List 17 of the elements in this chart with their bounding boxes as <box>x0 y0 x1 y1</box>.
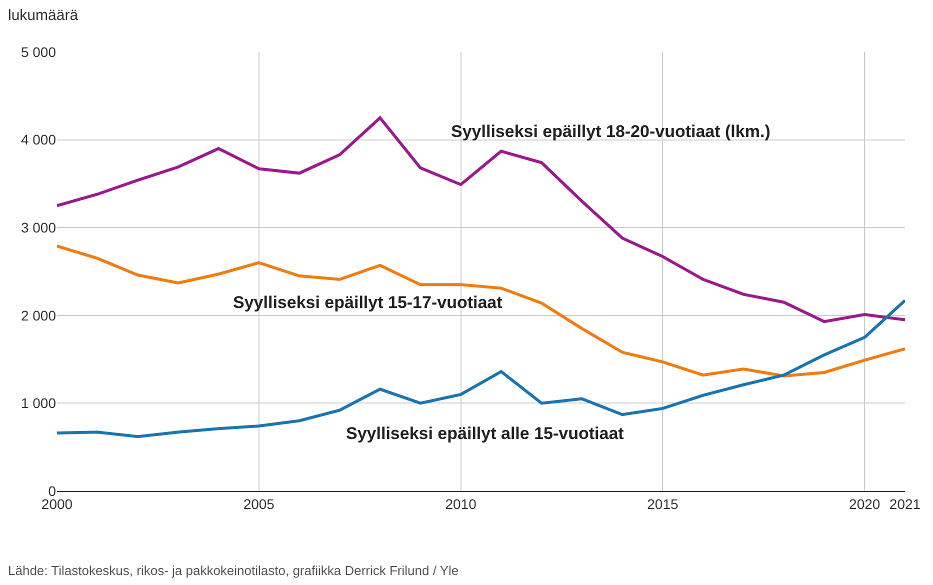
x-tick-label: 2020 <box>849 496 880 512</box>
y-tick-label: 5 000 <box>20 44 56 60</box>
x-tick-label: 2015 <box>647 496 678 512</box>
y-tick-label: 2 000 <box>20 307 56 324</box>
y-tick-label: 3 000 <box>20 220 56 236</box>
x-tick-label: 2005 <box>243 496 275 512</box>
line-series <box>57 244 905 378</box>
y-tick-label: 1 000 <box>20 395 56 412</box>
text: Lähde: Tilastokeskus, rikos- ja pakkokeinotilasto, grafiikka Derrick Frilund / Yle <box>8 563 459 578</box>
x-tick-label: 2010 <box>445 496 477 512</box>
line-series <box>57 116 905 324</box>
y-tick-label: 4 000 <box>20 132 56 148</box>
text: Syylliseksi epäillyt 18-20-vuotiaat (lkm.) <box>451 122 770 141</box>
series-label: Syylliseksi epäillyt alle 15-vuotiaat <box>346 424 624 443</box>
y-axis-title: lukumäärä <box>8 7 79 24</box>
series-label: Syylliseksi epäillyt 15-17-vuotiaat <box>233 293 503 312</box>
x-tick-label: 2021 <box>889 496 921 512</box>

> [Goal]:
Copy every line of the material above without any changes, but leave out the picture.

> [Exercise solution]:
List 17 of the elements in this chart with their bounding boxes as <box>x0 y0 x1 y1</box>.
x-tick-label: 2020 <box>849 496 880 512</box>
y-tick-label: 5 000 <box>20 44 56 60</box>
x-tick-label: 2015 <box>647 496 678 512</box>
y-tick-label: 2 000 <box>20 307 56 324</box>
y-tick-label: 3 000 <box>20 220 56 236</box>
x-tick-label: 2005 <box>243 496 275 512</box>
line-series <box>57 244 905 378</box>
y-tick-label: 1 000 <box>20 395 56 412</box>
text: Lähde: Tilastokeskus, rikos- ja pakkokeinotilasto, grafiikka Derrick Frilund / Yle <box>8 563 459 578</box>
x-tick-label: 2010 <box>445 496 477 512</box>
line-series <box>57 116 905 324</box>
y-tick-label: 4 000 <box>20 132 56 148</box>
text: Syylliseksi epäillyt 18-20-vuotiaat (lkm.) <box>451 122 770 141</box>
series-label: Syylliseksi epäillyt alle 15-vuotiaat <box>346 424 624 443</box>
y-axis-title: lukumäärä <box>8 7 79 24</box>
series-label: Syylliseksi epäillyt 15-17-vuotiaat <box>233 293 503 312</box>
x-tick-label: 2021 <box>889 496 921 512</box>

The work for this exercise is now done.